## EXERCISE GOAL
Wherever "Attention" appears in a line, list that line.

Saved entries:

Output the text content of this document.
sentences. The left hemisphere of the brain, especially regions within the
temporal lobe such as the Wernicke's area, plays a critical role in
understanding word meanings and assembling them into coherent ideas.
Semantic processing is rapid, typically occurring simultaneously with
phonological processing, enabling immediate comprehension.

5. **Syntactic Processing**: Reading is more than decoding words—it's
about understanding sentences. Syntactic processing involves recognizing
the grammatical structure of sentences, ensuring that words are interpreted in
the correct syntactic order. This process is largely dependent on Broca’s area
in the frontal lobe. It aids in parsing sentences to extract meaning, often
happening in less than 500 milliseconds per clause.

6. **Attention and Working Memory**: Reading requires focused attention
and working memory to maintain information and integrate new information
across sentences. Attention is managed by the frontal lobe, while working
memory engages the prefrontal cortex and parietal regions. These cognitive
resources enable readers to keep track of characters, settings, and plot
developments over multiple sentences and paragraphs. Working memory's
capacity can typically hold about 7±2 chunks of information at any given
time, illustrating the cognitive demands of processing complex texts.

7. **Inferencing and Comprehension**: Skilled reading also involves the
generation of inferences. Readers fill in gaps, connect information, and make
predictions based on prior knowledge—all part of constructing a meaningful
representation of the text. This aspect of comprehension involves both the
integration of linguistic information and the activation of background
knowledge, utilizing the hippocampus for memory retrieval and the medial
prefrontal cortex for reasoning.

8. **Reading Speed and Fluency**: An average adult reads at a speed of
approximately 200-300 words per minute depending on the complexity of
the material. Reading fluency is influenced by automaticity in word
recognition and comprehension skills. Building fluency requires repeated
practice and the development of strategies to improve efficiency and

## ANSWER TO THE TASK
6. **Attention and Working Memory**: Reading requires focused attention
across sentences. Attention is managed by the frontal lobe, while working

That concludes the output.